BEGIN

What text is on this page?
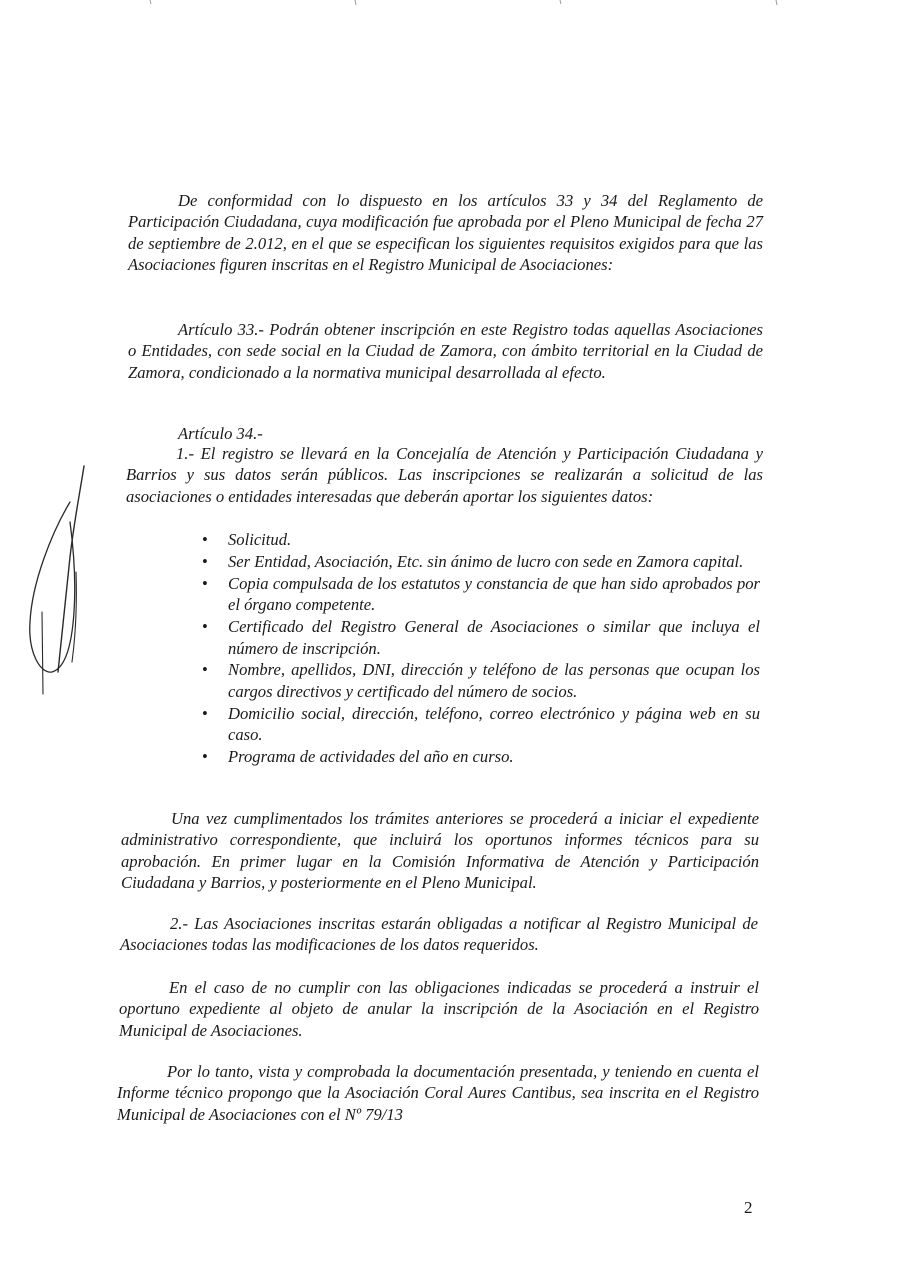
De conformidad con lo dispuesto en los artículos 33 y 34 del Reglamento de Participación Ciudadana, cuya modificación fue aprobada por el Pleno Municipal de fecha 27 de septiembre de 2.012, en el que se especifican los siguientes requisitos exigidos para que las Asociaciones figuren inscritas en el Registro Municipal de Asociaciones:

Artículo 33.- Podrán obtener inscripción en este Registro todas aquellas Asociaciones o Entidades, con sede social en la Ciudad de Zamora, con ámbito territorial en la Ciudad de Zamora, condicionado a la normativa municipal desarrollada al efecto.

Artículo 34.-

1.- El registro se llevará en la Concejalía de Atención y Participación Ciudadana y Barrios y sus datos serán públicos. Las inscripciones se realizarán a solicitud de las asociaciones o entidades interesadas que deberán aportar los siguientes datos:

• Solicitud.
• Ser Entidad, Asociación, Etc. sin ánimo de lucro con sede en Zamora capital.
• Copia compulsada de los estatutos y constancia de que han sido aprobados por el órgano competente.
• Certificado del Registro General de Asociaciones o similar que incluya el número de inscripción.
• Nombre, apellidos, DNI, dirección y teléfono de las personas que ocupan los cargos directivos y certificado del número de socios.
• Domicilio social, dirección, teléfono, correo electrónico y página web en su caso.
• Programa de actividades del año en curso.

Una vez cumplimentados los trámites anteriores se procederá a iniciar el expediente administrativo correspondiente, que incluirá los oportunos informes técnicos para su aprobación. En primer lugar en la Comisión Informativa de Atención y Participación Ciudadana y Barrios, y posteriormente en el Pleno Municipal.

2.- Las Asociaciones inscritas estarán obligadas a notificar al Registro Municipal de Asociaciones todas las modificaciones de los datos requeridos.

En el caso de no cumplir con las obligaciones indicadas se procederá a instruir el oportuno expediente al objeto de anular la inscripción de la Asociación en el Registro Municipal de Asociaciones.

Por lo tanto, vista y comprobada la documentación presentada, y teniendo en cuenta el Informe técnico propongo que la Asociación Coral Aures Cantibus, sea inscrita en el Registro Municipal de Asociaciones con el Nº 79/13

2
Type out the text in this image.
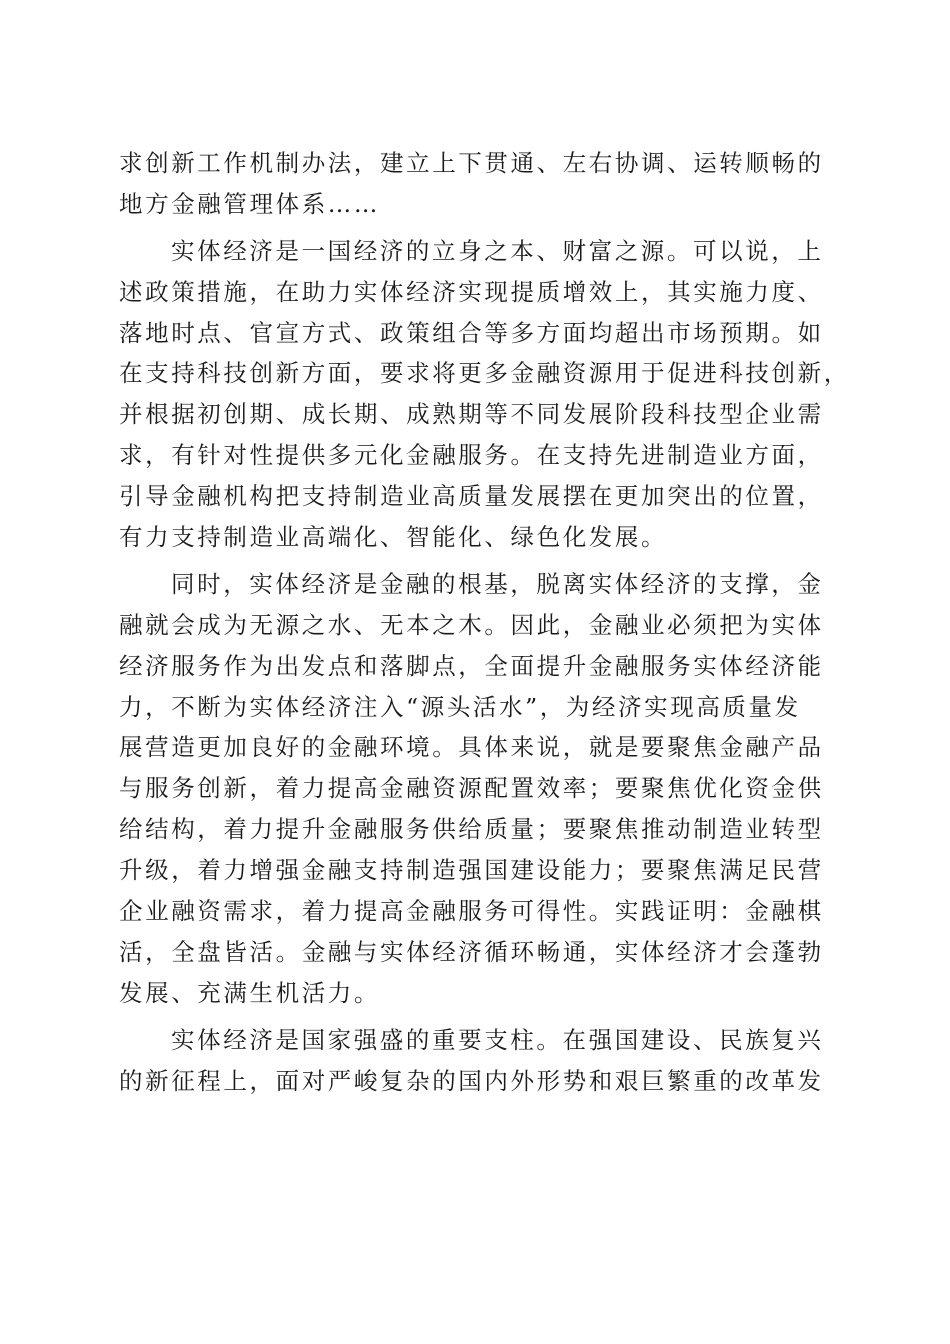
求创新工作机制办法，建立上下贯通、左右协调、运转顺畅的
地方金融管理体系……
实体经济是一国经济的立身之本、财富之源。可以说，上
述政策措施，在助力实体经济实现提质增效上，其实施力度、
落地时点、官宣方式、政策组合等多方面均超出市场预期。如
在支持科技创新方面，要求将更多金融资源用于促进科技创新，
并根据初创期、成长期、成熟期等不同发展阶段科技型企业需
求，有针对性提供多元化金融服务。在支持先进制造业方面，
引导金融机构把支持制造业高质量发展摆在更加突出的位置，
有力支持制造业高端化、智能化、绿色化发展。
同时，实体经济是金融的根基，脱离实体经济的支撑，金
融就会成为无源之水、无本之木。因此，金融业必须把为实体
经济服务作为出发点和落脚点，全面提升金融服务实体经济能
力，不断为实体经济注入“源头活水”，为经济实现高质量发
展营造更加良好的金融环境。具体来说，就是要聚焦金融产品
与服务创新，着力提高金融资源配置效率；要聚焦优化资金供
给结构，着力提升金融服务供给质量；要聚焦推动制造业转型
升级，着力增强金融支持制造强国建设能力；要聚焦满足民营
企业融资需求，着力提高金融服务可得性。实践证明：金融棋
活，全盘皆活。金融与实体经济循环畅通，实体经济才会蓬勃
发展、充满生机活力。
实体经济是国家强盛的重要支柱。在强国建设、民族复兴
的新征程上，面对严峻复杂的国内外形势和艰巨繁重的改革发
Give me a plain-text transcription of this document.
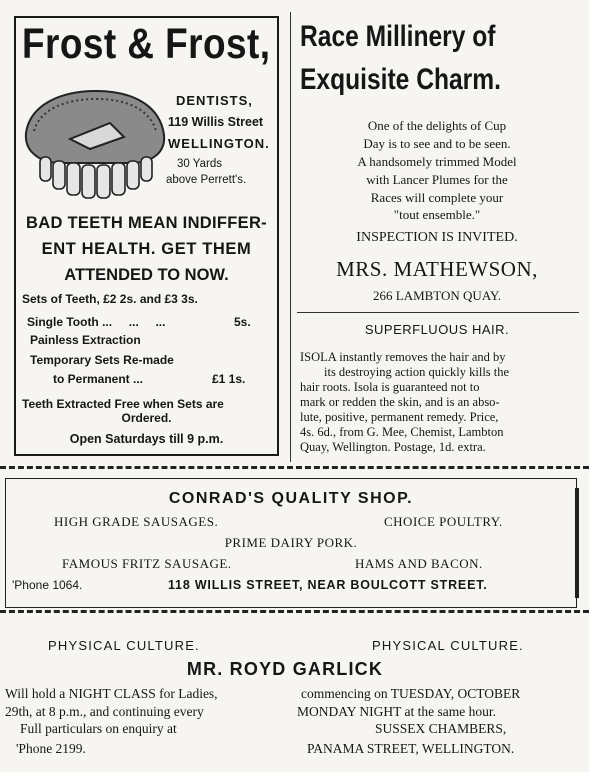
Frost & Frost,
DENTISTS,
119 Willis Street
WELLINGTON.
30 Yards
above Perrett's.
BAD TEETH MEAN INDIFFER-
ENT HEALTH. GET THEM
ATTENDED TO NOW.
Sets of Teeth, £2 2s. and £3 3s.
Single Tooth ...     ...     ...	5s.
Painless Extraction
Temporary Sets Re-made
to Permanent ...	£1 1s.
Teeth Extracted Free when Sets are
Ordered.
Open Saturdays till 9 p.m.
Race Millinery of
Exquisite Charm.
One of the delights of Cup
Day is to see and to be seen.
A handsomely trimmed Model
with Lancer Plumes for the
Races will complete your
"tout ensemble."
INSPECTION IS INVITED.
MRS. MATHEWSON,
266 LAMBTON QUAY.
SUPERFLUOUS HAIR.
ISOLA instantly removes the hair and by
its destroying action quickly kills the
hair roots. Isola is guaranteed not to
mark or redden the skin, and is an abso-
lute, positive, permanent remedy. Price,
4s. 6d., from G. Mee, Chemist, Lambton
Quay, Wellington. Postage, 1d. extra.
CONRAD'S QUALITY SHOP.
HIGH GRADE SAUSAGES.	CHOICE POULTRY.
PRIME DAIRY PORK.
FAMOUS FRITZ SAUSAGE.	HAMS AND BACON.
'Phone 1064.	118 WILLIS STREET, NEAR BOULCOTT STREET.
PHYSICAL CULTURE.	PHYSICAL CULTURE.
MR. ROYD GARLICK
Will hold a NIGHT CLASS for Ladies,	commencing on TUESDAY, OCTOBER
29th, at 8 p.m., and continuing every	MONDAY NIGHT at the same hour.
Full particulars on enquiry at	SUSSEX CHAMBERS,
'Phone 2199.	PANAMA STREET, WELLINGTON.
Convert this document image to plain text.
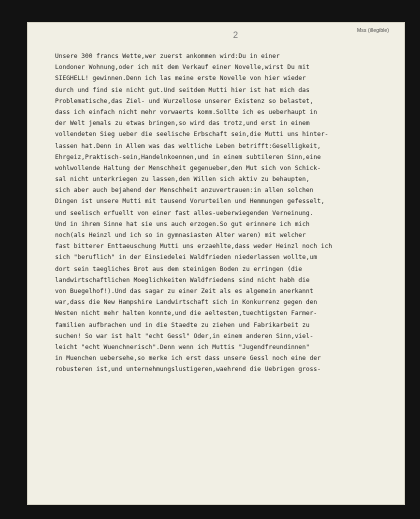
Mss (illegible)
2
Unsere 300 francs Wette,wer zuerst ankommen wird:Du in einer
Londoner Wohnung,oder ich mit dem Verkauf einer Novelle,wirst Du mit
SIEGHELL! gewinnen.Denn ich las meine erste Novelle von hier wieder
durch und find sie nicht gut.Und seitdem Mutti hier ist hat mich das
Problematische,das Ziel- und Wurzellose unserer Existenz so belastet,
dass ich einfach nicht mehr vorwaerts komm.Sollte ich es ueberhaupt in
der Welt jemals zu etwas bringen,so wird das trotz,und erst in einem
vollendeten Sieg ueber die seelische Erbschaft sein,die Mutti uns hinter-
lassen hat.Denn in Allem was das weltliche Leben betrifft:Geselligkeit,
Ehrgeiz,Praktisch-sein,Handelnkoennen,und in einem subtileren Sinn,eine
wohlwollende Haltung der Menschheit gegenueber,den Mut sich von Schick-
sal nicht unterkriegen zu lassen,den Willen sich aktiv zu behaupten,
sich aber auch bejahend der Menschheit anzuvertrauen:in allen solchen
Dingen ist unsere Mutti mit tausend Vorurteilen und Hemmungen gefesselt,
und seelisch erfuellt von einer fast alles-ueberwiegenden Verneinung.
Und in ihrem Sinne hat sie uns auch erzogen.So gut erinnere ich mich
noch(als Heinzl und ich so in gymnasiasten Alter waren) mit welcher
fast bitterer Enttaeuschung Mutti uns erzaehlte,dass weder Heinzl noch ich
sich "beruflich" in der Einsiedelei Waldfrieden niederlassen wollte,um
dort sein taegliches Brot aus dem steinigen Boden zu erringen (die
landwirtschaftlichen Moeglichkeiten Waldfriedens sind nicht habh die
von Buegelhof!).Und das sagar zu einer Zeit als es algemein anerkannt
war,dass die New Hampshire Landwirtschaft sich in Konkurrenz gegen den
Westen nicht mehr halten konnte,und die aeltesten,tuechtigsten Farmer-
familien aufbrachen und in die Staedte zu ziehen und Fabrikarbeit zu
suchen! So war ist halt "echt Gessl" Oder,in einem anderen Sinn,viel-
leicht "echt Wuenchnerisch".Denn wenn ich Muttis "Jugendfreundinnen"
in Muenchen uebersehe,so merke ich erst dass unsere Gessl noch eine der
robusteren ist,und unternehmungslustigeren,waehrend die Uebrigen gross-
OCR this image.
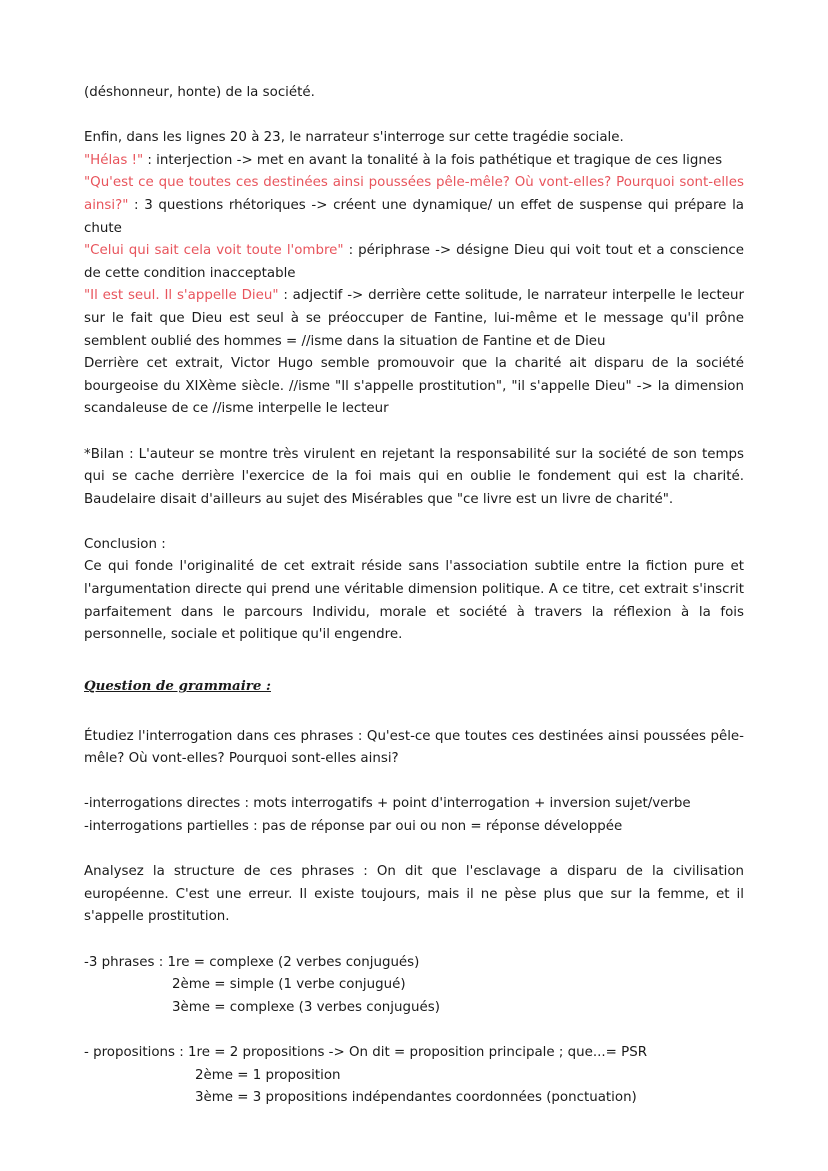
(déshonneur, honte) de la société.

Enfin, dans les lignes 20 à 23, le narrateur s'interroge sur cette tragédie sociale.

"Hélas !" : interjection -> met en avant la tonalité à la fois pathétique et tragique de ces lignes

"Qu'est ce que toutes ces destinées ainsi poussées pêle-mêle? Où vont-elles? Pourquoi sont-elles ainsi?" : 3 questions rhétoriques -> créent une dynamique/ un effet de suspense qui prépare la chute

"Celui qui sait cela voit toute l'ombre" : périphrase -> désigne Dieu qui voit tout et a conscience de cette condition inacceptable

"Il est seul. Il s'appelle Dieu" : adjectif -> derrière cette solitude, le narrateur interpelle le lecteur sur le fait que Dieu est seul à se préoccuper de Fantine, lui-même et le message qu'il prône semblent oublié des hommes = //isme dans la situation de Fantine et de Dieu

Derrière cet extrait, Victor Hugo semble promouvoir que la charité ait disparu de la société bourgeoise du XIXème siècle. //isme "Il s'appelle prostitution", "il s'appelle Dieu" -> la dimension scandaleuse de ce //isme interpelle le lecteur

*Bilan : L'auteur se montre très virulent en rejetant la responsabilité sur la société de son temps qui se cache derrière l'exercice de la foi mais qui en oublie le fondement qui est la charité. Baudelaire disait d'ailleurs au sujet des Misérables que "ce livre est un livre de charité".

Conclusion :

Ce qui fonde l'originalité de cet extrait réside sans l'association subtile entre la fiction pure et l'argumentation directe qui prend une véritable dimension politique. A ce titre, cet extrait s'inscrit parfaitement dans le parcours Individu, morale et société à travers la réflexion à la fois personnelle, sociale et politique qu'il engendre.

Question de grammaire :

Étudiez l'interrogation dans ces phrases : Qu'est-ce que toutes ces destinées ainsi poussées pêle-mêle? Où vont-elles? Pourquoi sont-elles ainsi?

-interrogations directes : mots interrogatifs + point d'interrogation + inversion sujet/verbe

-interrogations partielles : pas de réponse par oui ou non = réponse développée

Analysez la structure de ces phrases : On dit que l'esclavage a disparu de la civilisation européenne. C'est une erreur. Il existe toujours, mais il ne pèse plus que sur la femme, et il s'appelle prostitution.

-3 phrases : 1re = complexe (2 verbes conjugués)

2ème = simple (1 verbe conjugué)

3ème = complexe (3 verbes conjugués)

- propositions : 1re = 2 propositions -> On dit = proposition principale ; que...= PSR

2ème = 1 proposition

3ème = 3 propositions indépendantes coordonnées (ponctuation)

END

Objective:
Within the records, how many lines include "mehr"? The answer is the number and nothing else.

Result of this exercise:
2